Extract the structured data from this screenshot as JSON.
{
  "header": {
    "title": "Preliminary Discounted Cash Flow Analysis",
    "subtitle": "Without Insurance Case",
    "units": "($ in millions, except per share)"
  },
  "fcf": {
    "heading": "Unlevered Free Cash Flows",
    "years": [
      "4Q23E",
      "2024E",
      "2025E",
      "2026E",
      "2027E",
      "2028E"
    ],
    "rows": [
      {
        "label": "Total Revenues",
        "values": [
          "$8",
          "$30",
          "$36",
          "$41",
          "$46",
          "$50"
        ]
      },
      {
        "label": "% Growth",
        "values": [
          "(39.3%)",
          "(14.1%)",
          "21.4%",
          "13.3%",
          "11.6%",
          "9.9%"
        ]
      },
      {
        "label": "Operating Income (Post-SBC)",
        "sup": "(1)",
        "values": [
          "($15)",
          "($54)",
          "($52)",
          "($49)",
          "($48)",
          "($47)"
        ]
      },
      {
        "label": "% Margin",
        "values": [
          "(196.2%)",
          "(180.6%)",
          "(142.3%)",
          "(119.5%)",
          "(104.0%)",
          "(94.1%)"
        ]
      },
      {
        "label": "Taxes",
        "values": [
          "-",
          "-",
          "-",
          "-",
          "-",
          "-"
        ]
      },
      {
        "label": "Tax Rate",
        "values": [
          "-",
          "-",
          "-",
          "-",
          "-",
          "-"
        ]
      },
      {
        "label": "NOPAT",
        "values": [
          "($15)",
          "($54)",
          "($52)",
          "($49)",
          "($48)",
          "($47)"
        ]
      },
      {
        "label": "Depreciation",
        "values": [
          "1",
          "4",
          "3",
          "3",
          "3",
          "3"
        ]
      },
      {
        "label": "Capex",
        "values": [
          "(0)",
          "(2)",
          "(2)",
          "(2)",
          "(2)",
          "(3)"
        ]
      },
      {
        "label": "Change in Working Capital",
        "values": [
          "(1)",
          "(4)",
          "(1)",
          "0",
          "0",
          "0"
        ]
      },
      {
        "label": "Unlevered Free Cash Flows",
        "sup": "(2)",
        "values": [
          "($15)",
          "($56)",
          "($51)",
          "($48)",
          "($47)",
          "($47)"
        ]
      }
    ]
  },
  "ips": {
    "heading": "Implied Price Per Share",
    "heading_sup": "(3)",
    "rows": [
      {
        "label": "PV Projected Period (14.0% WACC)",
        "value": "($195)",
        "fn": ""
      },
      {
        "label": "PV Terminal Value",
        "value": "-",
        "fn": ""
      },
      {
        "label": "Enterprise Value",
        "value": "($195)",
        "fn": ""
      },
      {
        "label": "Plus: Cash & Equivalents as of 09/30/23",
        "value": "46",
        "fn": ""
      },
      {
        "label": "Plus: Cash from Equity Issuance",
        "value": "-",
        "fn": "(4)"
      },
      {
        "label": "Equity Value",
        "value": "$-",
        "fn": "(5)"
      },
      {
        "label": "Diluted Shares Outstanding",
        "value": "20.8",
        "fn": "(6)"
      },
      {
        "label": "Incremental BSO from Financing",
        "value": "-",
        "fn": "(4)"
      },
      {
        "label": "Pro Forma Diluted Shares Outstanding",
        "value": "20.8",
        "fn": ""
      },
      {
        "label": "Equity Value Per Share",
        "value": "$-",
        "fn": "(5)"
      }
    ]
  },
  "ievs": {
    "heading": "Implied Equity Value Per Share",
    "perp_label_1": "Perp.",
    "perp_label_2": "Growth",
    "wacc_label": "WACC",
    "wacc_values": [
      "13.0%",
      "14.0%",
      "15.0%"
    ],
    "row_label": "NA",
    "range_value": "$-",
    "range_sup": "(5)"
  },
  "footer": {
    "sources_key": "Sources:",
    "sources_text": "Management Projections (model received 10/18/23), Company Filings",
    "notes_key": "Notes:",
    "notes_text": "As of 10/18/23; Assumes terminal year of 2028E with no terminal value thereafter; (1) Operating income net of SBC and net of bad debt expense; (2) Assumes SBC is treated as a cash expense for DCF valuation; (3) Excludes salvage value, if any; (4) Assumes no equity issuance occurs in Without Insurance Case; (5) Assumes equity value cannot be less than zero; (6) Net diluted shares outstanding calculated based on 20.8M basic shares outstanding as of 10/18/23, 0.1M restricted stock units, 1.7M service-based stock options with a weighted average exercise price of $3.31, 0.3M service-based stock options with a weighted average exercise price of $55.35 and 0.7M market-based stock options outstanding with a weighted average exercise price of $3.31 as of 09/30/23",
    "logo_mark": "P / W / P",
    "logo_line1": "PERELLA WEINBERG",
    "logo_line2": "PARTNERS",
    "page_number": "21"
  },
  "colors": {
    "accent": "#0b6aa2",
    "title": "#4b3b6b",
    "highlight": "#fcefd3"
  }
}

----------

Which lines hold the string "from"? List them all.

Answer to the exercise »
Extract the structured data from this screenshot as JSON.
        "label": "Plus: Cash from Equity Issuance",
        "label": "Incremental BSO from Financing",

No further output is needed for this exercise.